§ **WHAT YOU ARE ASKED TO DO**
Reply with the count of lines holding "информированность", nothing more.

§ **DATA LISTING**
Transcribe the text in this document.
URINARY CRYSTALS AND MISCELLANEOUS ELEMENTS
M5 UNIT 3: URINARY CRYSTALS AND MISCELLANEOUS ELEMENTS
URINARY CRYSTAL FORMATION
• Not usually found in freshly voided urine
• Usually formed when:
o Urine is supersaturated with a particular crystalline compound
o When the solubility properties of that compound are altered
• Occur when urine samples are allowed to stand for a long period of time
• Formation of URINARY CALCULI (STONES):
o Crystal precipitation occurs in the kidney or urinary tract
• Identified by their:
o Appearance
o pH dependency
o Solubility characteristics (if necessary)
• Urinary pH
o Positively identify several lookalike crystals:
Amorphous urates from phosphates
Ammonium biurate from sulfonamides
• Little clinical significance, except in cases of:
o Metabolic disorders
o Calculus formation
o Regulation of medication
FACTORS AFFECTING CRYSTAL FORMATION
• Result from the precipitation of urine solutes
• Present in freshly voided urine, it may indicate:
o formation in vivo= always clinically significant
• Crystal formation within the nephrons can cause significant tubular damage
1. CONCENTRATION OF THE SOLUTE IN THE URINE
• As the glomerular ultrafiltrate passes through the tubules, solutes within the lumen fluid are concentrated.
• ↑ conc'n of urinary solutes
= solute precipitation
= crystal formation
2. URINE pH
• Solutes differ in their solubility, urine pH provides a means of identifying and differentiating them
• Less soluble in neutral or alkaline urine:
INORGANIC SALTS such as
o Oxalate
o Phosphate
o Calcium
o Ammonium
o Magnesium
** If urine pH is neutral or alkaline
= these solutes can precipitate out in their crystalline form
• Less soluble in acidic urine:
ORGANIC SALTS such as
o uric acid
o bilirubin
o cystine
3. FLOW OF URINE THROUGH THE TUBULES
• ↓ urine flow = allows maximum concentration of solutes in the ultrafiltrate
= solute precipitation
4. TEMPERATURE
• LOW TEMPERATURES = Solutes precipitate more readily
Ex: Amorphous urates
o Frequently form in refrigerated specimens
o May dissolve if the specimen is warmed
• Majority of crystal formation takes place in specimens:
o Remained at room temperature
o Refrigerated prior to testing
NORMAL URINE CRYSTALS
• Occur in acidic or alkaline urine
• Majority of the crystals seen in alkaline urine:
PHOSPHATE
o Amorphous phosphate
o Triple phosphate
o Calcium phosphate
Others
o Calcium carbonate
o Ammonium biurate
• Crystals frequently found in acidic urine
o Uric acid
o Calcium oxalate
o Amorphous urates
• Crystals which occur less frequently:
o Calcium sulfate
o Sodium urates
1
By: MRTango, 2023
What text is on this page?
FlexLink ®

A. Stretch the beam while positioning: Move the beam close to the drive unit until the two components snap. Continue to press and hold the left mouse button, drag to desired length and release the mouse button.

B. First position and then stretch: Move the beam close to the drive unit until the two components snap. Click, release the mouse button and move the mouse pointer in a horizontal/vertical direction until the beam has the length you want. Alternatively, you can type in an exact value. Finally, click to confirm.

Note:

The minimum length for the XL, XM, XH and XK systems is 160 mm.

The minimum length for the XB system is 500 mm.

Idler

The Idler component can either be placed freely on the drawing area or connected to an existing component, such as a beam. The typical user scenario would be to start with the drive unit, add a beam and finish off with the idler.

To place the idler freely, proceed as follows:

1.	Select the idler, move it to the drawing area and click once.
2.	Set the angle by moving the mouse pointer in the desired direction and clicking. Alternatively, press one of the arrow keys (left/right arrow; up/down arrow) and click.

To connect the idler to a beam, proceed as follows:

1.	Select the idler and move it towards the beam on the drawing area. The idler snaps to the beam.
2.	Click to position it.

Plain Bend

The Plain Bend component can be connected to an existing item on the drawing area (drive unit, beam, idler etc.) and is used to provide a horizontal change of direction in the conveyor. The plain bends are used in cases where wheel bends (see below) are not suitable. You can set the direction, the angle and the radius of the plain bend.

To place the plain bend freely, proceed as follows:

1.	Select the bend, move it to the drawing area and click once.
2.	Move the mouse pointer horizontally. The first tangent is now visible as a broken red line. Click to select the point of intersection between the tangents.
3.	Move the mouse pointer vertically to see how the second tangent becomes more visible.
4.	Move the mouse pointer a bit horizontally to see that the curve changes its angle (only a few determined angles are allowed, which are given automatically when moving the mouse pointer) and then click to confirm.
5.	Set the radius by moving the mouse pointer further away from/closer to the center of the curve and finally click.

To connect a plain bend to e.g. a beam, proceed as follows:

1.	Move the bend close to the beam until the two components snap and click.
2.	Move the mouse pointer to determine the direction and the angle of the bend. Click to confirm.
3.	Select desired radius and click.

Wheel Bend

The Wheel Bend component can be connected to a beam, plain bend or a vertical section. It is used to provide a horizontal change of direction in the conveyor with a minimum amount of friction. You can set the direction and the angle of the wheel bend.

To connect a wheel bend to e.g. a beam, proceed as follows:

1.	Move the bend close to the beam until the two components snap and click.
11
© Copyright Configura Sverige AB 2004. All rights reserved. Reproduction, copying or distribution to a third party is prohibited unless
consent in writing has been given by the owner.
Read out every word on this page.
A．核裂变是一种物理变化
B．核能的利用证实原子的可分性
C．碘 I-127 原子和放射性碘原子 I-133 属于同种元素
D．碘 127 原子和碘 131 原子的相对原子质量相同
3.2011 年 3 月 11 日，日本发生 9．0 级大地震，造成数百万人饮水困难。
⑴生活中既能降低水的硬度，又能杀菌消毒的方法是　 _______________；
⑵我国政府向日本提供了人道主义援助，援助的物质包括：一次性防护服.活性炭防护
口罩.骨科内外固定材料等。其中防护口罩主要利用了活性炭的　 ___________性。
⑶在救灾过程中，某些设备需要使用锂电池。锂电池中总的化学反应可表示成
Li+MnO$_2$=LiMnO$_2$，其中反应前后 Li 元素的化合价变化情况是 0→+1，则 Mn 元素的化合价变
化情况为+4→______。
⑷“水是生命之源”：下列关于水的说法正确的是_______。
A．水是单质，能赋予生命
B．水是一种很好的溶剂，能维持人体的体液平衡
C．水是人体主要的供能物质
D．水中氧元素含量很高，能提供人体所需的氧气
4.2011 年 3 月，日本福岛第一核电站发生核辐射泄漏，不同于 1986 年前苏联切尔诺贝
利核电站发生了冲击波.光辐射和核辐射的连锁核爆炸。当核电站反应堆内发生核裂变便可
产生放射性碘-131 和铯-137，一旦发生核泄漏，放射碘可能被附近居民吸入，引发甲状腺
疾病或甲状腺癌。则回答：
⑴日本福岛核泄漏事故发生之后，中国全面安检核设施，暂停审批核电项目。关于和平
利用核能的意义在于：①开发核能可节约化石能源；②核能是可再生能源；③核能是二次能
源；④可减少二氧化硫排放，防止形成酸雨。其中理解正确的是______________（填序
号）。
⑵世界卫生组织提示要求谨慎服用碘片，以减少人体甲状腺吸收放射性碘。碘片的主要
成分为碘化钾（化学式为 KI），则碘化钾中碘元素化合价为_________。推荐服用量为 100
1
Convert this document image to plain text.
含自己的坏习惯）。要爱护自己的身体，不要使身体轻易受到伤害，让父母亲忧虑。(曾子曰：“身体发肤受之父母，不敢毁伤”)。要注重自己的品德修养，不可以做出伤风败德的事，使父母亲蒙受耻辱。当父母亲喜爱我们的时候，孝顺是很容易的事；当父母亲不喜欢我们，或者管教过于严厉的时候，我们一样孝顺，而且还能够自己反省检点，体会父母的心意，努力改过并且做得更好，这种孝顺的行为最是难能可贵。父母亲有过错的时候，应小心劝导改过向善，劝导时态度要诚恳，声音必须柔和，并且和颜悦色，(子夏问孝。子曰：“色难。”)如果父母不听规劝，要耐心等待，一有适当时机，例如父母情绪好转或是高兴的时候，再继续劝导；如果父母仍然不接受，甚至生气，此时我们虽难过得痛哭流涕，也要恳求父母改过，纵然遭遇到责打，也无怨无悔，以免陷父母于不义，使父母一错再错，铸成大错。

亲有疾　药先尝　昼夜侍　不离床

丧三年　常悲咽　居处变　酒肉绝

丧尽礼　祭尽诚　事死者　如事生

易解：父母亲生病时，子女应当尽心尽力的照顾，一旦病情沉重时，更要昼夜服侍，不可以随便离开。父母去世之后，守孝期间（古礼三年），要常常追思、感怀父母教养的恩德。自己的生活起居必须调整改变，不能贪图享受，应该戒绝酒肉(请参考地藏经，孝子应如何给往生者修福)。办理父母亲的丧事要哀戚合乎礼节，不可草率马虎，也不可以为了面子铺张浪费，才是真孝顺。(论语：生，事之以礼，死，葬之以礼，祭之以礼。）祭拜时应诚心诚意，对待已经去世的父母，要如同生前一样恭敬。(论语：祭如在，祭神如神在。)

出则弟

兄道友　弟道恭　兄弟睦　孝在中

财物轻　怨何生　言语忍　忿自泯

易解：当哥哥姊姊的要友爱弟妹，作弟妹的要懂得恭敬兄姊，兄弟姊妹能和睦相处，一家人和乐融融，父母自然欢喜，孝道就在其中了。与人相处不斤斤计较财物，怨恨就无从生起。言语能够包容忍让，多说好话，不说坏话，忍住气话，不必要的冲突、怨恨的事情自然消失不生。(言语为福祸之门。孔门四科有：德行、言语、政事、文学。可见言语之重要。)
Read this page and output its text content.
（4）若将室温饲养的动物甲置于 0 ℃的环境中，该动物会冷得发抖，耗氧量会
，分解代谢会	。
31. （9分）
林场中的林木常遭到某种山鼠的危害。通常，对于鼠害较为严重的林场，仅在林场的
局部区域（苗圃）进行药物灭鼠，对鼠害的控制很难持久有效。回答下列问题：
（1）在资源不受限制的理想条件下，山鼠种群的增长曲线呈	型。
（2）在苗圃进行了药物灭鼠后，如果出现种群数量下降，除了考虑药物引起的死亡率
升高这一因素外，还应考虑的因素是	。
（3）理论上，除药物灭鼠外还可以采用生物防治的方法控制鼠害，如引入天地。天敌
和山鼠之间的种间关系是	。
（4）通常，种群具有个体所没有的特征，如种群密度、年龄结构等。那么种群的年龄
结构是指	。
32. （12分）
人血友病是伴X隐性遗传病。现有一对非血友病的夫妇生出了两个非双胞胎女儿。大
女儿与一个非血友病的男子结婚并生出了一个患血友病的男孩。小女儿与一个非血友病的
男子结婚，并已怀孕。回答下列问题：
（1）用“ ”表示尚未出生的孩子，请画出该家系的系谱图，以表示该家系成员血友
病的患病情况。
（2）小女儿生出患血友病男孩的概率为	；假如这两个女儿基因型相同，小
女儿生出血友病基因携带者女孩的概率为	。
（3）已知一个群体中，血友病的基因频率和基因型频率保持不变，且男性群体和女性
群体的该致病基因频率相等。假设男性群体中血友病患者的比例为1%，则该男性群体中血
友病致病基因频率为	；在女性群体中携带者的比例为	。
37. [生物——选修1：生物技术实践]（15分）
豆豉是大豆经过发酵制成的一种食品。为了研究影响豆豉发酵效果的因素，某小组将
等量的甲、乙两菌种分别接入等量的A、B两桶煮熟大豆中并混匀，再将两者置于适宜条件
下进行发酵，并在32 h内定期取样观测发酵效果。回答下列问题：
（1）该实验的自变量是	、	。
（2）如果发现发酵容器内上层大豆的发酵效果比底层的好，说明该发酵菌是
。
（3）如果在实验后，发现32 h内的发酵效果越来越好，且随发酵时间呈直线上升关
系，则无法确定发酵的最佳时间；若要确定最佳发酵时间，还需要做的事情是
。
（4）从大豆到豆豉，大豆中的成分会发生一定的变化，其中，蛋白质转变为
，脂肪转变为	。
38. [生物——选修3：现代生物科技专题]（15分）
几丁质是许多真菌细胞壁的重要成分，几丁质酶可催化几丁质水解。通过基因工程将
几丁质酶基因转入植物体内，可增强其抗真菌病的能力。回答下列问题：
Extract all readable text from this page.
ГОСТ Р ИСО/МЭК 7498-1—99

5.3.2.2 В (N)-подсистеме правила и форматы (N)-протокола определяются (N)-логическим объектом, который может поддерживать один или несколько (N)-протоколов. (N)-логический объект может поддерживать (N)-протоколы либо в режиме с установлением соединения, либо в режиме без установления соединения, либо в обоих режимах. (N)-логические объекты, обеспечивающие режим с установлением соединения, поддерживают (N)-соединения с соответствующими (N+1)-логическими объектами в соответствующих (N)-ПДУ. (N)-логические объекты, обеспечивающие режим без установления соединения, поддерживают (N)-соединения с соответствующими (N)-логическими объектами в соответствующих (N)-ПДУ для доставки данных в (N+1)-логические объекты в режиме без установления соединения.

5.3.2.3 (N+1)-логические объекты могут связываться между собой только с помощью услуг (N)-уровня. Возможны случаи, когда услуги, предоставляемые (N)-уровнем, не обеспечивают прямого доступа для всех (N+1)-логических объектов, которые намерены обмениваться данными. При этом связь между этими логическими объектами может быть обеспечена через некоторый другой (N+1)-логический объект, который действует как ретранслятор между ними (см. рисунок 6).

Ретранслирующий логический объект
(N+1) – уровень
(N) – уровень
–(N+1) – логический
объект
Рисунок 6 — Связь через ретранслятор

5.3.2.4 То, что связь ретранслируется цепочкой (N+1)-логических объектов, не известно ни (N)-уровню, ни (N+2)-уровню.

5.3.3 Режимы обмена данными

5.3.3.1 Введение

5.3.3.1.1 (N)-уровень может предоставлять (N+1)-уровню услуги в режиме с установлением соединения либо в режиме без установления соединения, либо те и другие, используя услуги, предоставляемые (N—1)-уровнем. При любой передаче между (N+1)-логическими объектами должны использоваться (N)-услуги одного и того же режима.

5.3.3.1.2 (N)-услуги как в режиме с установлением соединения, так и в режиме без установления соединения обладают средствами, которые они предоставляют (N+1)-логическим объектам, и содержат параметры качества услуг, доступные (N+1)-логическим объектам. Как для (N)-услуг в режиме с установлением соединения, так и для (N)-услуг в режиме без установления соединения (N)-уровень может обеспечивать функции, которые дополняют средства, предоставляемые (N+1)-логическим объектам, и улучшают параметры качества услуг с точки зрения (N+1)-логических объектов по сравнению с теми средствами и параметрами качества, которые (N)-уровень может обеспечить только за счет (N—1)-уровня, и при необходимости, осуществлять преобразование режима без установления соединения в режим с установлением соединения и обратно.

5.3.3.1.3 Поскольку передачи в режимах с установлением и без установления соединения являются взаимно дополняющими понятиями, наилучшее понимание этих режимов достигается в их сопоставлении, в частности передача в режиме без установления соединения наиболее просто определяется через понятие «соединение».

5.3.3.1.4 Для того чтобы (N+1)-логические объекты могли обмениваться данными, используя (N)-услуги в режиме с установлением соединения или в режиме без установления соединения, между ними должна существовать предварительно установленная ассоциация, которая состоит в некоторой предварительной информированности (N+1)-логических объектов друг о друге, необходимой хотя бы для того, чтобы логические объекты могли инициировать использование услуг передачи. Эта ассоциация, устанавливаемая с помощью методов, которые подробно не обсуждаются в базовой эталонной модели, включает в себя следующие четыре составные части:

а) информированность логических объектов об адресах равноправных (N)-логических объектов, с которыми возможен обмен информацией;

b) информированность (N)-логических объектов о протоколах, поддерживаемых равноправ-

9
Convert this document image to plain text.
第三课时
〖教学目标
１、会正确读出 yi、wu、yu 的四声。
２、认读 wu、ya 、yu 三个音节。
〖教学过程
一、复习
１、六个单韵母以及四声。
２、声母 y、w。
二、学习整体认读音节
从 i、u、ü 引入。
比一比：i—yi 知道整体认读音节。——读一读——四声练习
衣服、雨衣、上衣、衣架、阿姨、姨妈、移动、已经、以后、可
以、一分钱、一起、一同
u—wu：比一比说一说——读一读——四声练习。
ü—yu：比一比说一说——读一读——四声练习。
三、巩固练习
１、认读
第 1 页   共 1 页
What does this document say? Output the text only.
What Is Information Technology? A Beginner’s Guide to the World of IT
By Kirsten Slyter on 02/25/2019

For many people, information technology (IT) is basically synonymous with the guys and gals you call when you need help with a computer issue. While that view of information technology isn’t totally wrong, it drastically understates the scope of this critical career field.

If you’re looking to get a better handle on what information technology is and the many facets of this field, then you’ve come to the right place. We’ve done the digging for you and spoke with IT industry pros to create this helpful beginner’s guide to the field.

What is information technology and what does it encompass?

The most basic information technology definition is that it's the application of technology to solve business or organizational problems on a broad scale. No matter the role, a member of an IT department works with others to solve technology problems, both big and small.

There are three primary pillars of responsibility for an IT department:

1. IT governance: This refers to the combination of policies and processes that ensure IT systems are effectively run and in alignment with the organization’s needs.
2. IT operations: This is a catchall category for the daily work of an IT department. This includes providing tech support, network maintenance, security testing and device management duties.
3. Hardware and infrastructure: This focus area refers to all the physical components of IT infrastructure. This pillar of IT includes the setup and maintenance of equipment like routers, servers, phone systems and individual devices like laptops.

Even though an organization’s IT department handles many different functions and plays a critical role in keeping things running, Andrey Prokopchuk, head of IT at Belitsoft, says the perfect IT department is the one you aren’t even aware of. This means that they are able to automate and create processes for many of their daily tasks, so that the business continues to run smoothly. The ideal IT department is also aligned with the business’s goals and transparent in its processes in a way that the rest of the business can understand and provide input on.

§ **FULL RESPONSE**
2